--- start DATA SECTION ---
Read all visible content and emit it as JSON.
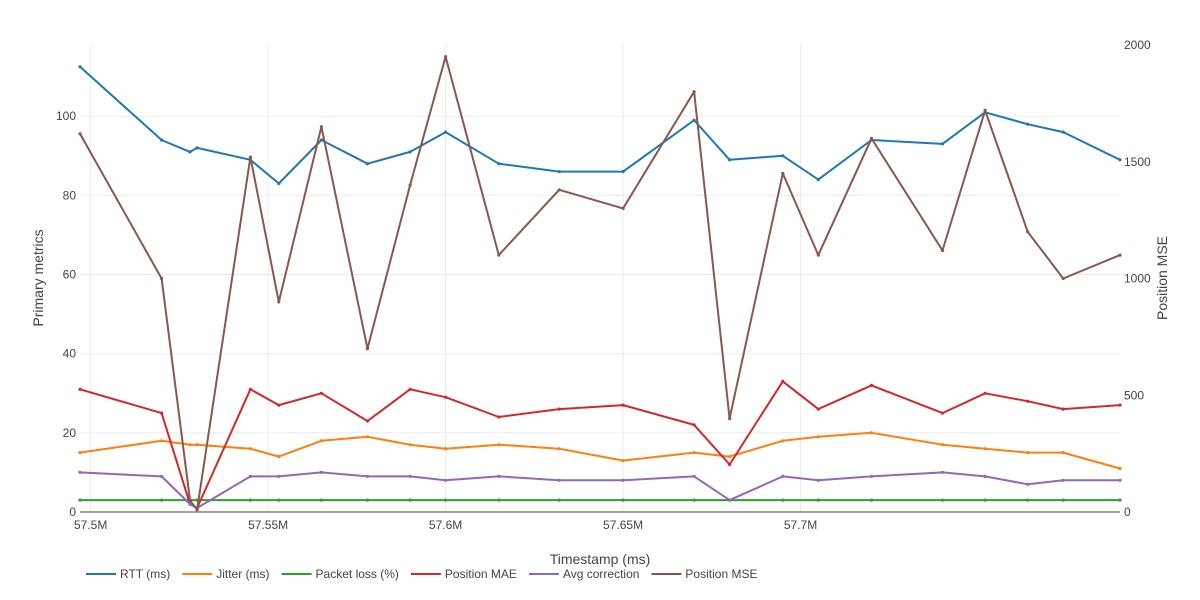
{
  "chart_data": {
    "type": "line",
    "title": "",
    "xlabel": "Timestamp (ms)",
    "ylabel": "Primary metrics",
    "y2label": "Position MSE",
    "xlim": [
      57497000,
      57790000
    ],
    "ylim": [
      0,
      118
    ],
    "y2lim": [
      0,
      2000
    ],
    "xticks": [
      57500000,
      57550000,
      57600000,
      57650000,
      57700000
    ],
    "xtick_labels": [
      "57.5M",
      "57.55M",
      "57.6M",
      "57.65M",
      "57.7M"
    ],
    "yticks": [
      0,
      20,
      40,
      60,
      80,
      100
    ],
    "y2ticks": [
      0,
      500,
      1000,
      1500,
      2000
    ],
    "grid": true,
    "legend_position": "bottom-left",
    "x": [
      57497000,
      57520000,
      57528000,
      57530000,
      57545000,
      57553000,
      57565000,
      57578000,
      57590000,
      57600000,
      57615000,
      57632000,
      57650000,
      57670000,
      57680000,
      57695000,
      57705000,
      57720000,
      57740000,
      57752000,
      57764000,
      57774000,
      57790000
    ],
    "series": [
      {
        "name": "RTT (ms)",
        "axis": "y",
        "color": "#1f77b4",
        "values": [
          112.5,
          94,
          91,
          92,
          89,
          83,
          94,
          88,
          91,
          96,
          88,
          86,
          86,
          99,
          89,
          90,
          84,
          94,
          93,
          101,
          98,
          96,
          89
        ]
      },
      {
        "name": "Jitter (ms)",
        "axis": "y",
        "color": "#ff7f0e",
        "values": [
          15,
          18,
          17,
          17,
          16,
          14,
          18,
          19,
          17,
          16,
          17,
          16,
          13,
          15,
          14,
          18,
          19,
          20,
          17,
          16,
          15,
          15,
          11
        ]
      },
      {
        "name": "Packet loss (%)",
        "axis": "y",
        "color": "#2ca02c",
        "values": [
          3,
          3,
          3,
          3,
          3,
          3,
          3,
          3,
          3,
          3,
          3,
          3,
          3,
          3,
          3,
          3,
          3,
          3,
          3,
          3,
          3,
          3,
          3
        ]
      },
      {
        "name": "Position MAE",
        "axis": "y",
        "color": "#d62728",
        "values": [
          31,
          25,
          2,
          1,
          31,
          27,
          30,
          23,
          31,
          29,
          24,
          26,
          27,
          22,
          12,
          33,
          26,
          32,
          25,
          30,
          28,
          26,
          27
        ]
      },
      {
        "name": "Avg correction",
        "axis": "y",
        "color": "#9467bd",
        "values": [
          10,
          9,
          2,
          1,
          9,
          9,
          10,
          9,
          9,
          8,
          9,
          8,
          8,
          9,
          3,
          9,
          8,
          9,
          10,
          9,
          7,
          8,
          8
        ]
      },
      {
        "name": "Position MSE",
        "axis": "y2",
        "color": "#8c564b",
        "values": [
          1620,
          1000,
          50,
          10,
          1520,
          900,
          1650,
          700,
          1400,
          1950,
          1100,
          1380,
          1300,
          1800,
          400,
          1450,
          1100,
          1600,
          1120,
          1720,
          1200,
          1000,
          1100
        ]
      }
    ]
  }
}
--- end DATA SECTION ---
--- start DATA SECTION ---
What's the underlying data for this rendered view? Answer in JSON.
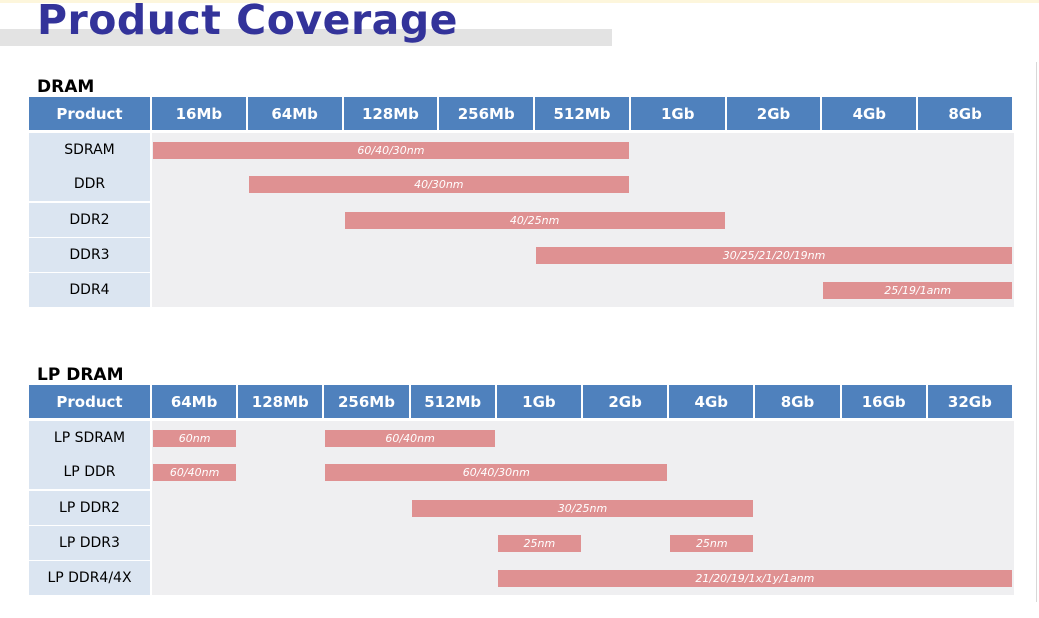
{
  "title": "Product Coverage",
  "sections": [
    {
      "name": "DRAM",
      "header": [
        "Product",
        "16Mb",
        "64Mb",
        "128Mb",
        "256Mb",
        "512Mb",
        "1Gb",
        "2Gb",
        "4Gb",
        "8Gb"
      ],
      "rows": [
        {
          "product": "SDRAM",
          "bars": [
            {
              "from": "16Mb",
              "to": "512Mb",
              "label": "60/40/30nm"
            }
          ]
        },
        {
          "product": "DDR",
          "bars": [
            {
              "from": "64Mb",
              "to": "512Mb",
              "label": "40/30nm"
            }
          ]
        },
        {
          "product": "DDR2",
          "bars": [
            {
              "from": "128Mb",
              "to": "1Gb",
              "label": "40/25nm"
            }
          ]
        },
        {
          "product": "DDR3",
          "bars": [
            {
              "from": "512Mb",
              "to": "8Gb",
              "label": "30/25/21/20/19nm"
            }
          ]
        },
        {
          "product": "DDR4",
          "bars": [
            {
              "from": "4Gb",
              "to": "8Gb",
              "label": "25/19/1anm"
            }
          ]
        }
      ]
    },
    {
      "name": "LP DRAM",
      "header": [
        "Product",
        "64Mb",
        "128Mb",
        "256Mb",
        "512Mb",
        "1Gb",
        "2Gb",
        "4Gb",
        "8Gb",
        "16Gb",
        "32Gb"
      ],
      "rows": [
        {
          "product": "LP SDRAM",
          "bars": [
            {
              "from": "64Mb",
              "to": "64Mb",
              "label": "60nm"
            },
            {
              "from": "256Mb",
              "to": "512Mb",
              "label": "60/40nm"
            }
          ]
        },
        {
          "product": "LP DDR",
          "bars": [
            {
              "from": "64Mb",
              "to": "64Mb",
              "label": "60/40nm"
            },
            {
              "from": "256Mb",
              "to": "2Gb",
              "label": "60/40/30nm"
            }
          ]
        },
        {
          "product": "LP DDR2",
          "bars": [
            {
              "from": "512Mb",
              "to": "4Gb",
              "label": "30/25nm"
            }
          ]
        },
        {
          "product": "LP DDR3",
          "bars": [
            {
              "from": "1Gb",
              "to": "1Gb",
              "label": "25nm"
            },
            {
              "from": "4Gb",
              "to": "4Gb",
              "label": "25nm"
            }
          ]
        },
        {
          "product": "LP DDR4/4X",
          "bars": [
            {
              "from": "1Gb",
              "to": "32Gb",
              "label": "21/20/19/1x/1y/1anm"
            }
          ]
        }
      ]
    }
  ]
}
--- end DATA SECTION ---
• [WRITTEN REQUEST]: From the listing above, copy all lines holding the word "name".

• [RESULT FOR THIS EXERCISE]:
        "name": "RTT (ms)",
        "name": "Jitter (ms)",
        "name": "Packet loss (%)",
        "name": "Position MAE",
        "name": "Avg correction",
        "name": "Position MSE",
      "name": "DRAM",
      "name": "LP DRAM",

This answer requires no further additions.